▶ Your instructions
Look at the entries below and reproduce them exactly.

▶ Source material
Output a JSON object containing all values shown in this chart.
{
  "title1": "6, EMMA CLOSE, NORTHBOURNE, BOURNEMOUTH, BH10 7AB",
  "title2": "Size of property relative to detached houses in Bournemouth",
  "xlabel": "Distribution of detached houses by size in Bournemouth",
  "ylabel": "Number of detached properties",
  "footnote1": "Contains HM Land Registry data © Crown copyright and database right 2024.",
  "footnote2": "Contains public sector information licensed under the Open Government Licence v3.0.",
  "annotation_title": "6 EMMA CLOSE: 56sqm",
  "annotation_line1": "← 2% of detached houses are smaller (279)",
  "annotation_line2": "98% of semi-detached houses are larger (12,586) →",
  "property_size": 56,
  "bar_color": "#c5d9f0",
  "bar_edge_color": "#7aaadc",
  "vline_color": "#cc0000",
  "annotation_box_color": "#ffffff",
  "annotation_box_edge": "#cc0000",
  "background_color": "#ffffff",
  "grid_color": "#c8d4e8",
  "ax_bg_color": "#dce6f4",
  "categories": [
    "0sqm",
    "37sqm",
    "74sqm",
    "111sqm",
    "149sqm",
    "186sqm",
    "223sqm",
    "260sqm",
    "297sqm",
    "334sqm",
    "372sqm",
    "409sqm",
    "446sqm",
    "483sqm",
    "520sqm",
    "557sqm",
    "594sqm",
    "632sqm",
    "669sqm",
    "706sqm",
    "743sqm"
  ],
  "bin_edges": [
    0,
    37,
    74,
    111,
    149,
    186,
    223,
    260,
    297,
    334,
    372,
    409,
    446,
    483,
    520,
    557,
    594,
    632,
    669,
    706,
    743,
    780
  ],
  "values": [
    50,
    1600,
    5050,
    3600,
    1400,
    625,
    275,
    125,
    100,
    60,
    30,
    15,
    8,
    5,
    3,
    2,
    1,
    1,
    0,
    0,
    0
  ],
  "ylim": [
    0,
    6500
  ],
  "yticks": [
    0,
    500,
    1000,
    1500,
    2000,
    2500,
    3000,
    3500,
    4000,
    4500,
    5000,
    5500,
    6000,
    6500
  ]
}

▶ Full solution
Output a JSON object containing all values shown in this chart.
{
  "title1": "6, EMMA CLOSE, NORTHBOURNE, BOURNEMOUTH, BH10 7AB",
  "title2": "Size of property relative to detached houses in Bournemouth",
  "xlabel": "Distribution of detached houses by size in Bournemouth",
  "ylabel": "Number of detached properties",
  "footnote1": "Contains HM Land Registry data © Crown copyright and database right 2024.",
  "footnote2": "Contains public sector information licensed under the Open Government Licence v3.0.",
  "annotation_title": "6 EMMA CLOSE: 56sqm",
  "annotation_line1": "← 2% of detached houses are smaller (279)",
  "annotation_line2": "98% of semi-detached houses are larger (12,586) →",
  "property_size": 56,
  "bar_color": "#c5d9f0",
  "bar_edge_color": "#7aaadc",
  "vline_color": "#cc0000",
  "annotation_box_color": "#ffffff",
  "annotation_box_edge": "#cc0000",
  "background_color": "#ffffff",
  "grid_color": "#c8d4e8",
  "ax_bg_color": "#dce6f4",
  "categories": [
    "0sqm",
    "37sqm",
    "74sqm",
    "111sqm",
    "149sqm",
    "186sqm",
    "223sqm",
    "260sqm",
    "297sqm",
    "334sqm",
    "372sqm",
    "409sqm",
    "446sqm",
    "483sqm",
    "520sqm",
    "557sqm",
    "594sqm",
    "632sqm",
    "669sqm",
    "706sqm",
    "743sqm"
  ],
  "bin_edges": [
    0,
    37,
    74,
    111,
    149,
    186,
    223,
    260,
    297,
    334,
    372,
    409,
    446,
    483,
    520,
    557,
    594,
    632,
    669,
    706,
    743,
    780
  ],
  "values": [
    50,
    1600,
    5050,
    3600,
    1400,
    625,
    275,
    125,
    100,
    60,
    30,
    15,
    8,
    5,
    3,
    2,
    1,
    1,
    0,
    0,
    0
  ],
  "ylim": [
    0,
    6500
  ],
  "yticks": [
    0,
    500,
    1000,
    1500,
    2000,
    2500,
    3000,
    3500,
    4000,
    4500,
    5000,
    5500,
    6000,
    6500
  ]
}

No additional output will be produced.